SHORT EXERCISE =
The entries below should be output exactly as written.
━━━━━ MATERIALS PROVIDED
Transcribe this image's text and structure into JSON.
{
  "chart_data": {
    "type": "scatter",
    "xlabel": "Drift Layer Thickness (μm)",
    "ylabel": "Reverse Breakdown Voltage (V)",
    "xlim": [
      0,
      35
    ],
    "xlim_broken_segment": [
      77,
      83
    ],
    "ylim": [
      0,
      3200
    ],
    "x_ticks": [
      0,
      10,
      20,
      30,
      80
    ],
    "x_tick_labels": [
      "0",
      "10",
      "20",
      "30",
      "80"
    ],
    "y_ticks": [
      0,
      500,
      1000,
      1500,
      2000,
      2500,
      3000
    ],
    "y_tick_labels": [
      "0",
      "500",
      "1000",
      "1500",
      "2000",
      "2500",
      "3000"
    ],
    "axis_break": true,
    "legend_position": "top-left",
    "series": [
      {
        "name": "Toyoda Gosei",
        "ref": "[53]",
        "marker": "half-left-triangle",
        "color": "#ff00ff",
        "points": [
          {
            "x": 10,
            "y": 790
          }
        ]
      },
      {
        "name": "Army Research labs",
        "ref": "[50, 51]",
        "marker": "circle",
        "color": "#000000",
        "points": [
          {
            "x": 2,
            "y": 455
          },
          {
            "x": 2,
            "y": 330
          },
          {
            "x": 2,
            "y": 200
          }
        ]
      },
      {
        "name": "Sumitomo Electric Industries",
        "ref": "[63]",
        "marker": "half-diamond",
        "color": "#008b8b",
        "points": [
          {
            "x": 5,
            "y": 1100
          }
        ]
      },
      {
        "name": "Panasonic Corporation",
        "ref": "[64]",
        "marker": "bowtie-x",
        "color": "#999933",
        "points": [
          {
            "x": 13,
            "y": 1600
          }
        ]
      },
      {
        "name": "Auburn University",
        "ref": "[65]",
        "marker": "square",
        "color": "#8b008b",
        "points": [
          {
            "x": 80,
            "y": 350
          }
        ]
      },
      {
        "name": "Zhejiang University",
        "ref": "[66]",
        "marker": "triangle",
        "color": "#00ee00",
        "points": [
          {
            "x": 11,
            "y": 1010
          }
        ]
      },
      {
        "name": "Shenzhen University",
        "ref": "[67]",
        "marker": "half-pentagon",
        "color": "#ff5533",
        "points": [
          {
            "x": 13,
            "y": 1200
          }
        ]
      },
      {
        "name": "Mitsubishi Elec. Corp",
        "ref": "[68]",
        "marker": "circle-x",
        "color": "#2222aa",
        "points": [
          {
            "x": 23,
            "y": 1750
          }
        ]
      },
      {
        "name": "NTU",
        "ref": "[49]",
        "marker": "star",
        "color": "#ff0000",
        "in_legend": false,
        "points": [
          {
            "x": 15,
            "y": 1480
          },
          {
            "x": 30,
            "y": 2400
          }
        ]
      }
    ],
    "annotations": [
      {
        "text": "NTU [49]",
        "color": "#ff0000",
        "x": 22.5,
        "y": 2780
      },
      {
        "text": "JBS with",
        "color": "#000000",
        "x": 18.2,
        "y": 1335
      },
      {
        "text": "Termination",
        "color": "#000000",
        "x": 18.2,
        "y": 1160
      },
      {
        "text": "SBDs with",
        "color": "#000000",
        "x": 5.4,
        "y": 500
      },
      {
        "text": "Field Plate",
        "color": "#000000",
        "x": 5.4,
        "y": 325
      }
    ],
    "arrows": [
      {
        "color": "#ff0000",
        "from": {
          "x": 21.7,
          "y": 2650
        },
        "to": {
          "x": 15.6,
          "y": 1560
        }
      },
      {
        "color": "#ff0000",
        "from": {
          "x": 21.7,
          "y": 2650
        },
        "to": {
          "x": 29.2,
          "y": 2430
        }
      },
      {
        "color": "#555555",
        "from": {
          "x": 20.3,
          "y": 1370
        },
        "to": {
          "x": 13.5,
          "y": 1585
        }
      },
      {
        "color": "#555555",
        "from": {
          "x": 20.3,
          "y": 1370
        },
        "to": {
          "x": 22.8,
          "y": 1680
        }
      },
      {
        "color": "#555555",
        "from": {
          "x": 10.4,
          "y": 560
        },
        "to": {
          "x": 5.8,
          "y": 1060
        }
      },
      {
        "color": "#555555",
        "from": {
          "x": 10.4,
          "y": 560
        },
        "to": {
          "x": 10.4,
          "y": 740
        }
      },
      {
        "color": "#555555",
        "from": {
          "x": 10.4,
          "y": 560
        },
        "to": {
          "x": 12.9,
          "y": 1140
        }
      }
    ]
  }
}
━━━━━━━━━━
RESPONSE TO THIS TASK =
Transcribe this image's text and structure into JSON.
{
  "chart_data": {
    "type": "scatter",
    "xlabel": "Drift Layer Thickness (μm)",
    "ylabel": "Reverse Breakdown Voltage (V)",
    "xlim": [
      0,
      35
    ],
    "xlim_broken_segment": [
      77,
      83
    ],
    "ylim": [
      0,
      3200
    ],
    "x_ticks": [
      0,
      10,
      20,
      30,
      80
    ],
    "x_tick_labels": [
      "0",
      "10",
      "20",
      "30",
      "80"
    ],
    "y_ticks": [
      0,
      500,
      1000,
      1500,
      2000,
      2500,
      3000
    ],
    "y_tick_labels": [
      "0",
      "500",
      "1000",
      "1500",
      "2000",
      "2500",
      "3000"
    ],
    "axis_break": true,
    "legend_position": "top-left",
    "series": [
      {
        "name": "Toyoda Gosei",
        "ref": "[53]",
        "marker": "half-left-triangle",
        "color": "#ff00ff",
        "points": [
          {
            "x": 10,
            "y": 790
          }
        ]
      },
      {
        "name": "Army Research labs",
        "ref": "[50, 51]",
        "marker": "circle",
        "color": "#000000",
        "points": [
          {
            "x": 2,
            "y": 455
          },
          {
            "x": 2,
            "y": 330
          },
          {
            "x": 2,
            "y": 200
          }
        ]
      },
      {
        "name": "Sumitomo Electric Industries",
        "ref": "[63]",
        "marker": "half-diamond",
        "color": "#008b8b",
        "points": [
          {
            "x": 5,
            "y": 1100
          }
        ]
      },
      {
        "name": "Panasonic Corporation",
        "ref": "[64]",
        "marker": "bowtie-x",
        "color": "#999933",
        "points": [
          {
            "x": 13,
            "y": 1600
          }
        ]
      },
      {
        "name": "Auburn University",
        "ref": "[65]",
        "marker": "square",
        "color": "#8b008b",
        "points": [
          {
            "x": 80,
            "y": 350
          }
        ]
      },
      {
        "name": "Zhejiang University",
        "ref": "[66]",
        "marker": "triangle",
        "color": "#00ee00",
        "points": [
          {
            "x": 11,
            "y": 1010
          }
        ]
      },
      {
        "name": "Shenzhen University",
        "ref": "[67]",
        "marker": "half-pentagon",
        "color": "#ff5533",
        "points": [
          {
            "x": 13,
            "y": 1200
          }
        ]
      },
      {
        "name": "Mitsubishi Elec. Corp",
        "ref": "[68]",
        "marker": "circle-x",
        "color": "#2222aa",
        "points": [
          {
            "x": 23,
            "y": 1750
          }
        ]
      },
      {
        "name": "NTU",
        "ref": "[49]",
        "marker": "star",
        "color": "#ff0000",
        "in_legend": false,
        "points": [
          {
            "x": 15,
            "y": 1480
          },
          {
            "x": 30,
            "y": 2400
          }
        ]
      }
    ],
    "annotations": [
      {
        "text": "NTU [49]",
        "color": "#ff0000",
        "x": 22.5,
        "y": 2780
      },
      {
        "text": "JBS with",
        "color": "#000000",
        "x": 18.2,
        "y": 1335
      },
      {
        "text": "Termination",
        "color": "#000000",
        "x": 18.2,
        "y": 1160
      },
      {
        "text": "SBDs with",
        "color": "#000000",
        "x": 5.4,
        "y": 500
      },
      {
        "text": "Field Plate",
        "color": "#000000",
        "x": 5.4,
        "y": 325
      }
    ],
    "arrows": [
      {
        "color": "#ff0000",
        "from": {
          "x": 21.7,
          "y": 2650
        },
        "to": {
          "x": 15.6,
          "y": 1560
        }
      },
      {
        "color": "#ff0000",
        "from": {
          "x": 21.7,
          "y": 2650
        },
        "to": {
          "x": 29.2,
          "y": 2430
        }
      },
      {
        "color": "#555555",
        "from": {
          "x": 20.3,
          "y": 1370
        },
        "to": {
          "x": 13.5,
          "y": 1585
        }
      },
      {
        "color": "#555555",
        "from": {
          "x": 20.3,
          "y": 1370
        },
        "to": {
          "x": 22.8,
          "y": 1680
        }
      },
      {
        "color": "#555555",
        "from": {
          "x": 10.4,
          "y": 560
        },
        "to": {
          "x": 5.8,
          "y": 1060
        }
      },
      {
        "color": "#555555",
        "from": {
          "x": 10.4,
          "y": 560
        },
        "to": {
          "x": 10.4,
          "y": 740
        }
      },
      {
        "color": "#555555",
        "from": {
          "x": 10.4,
          "y": 560
        },
        "to": {
          "x": 12.9,
          "y": 1140
        }
      }
    ]
  }
}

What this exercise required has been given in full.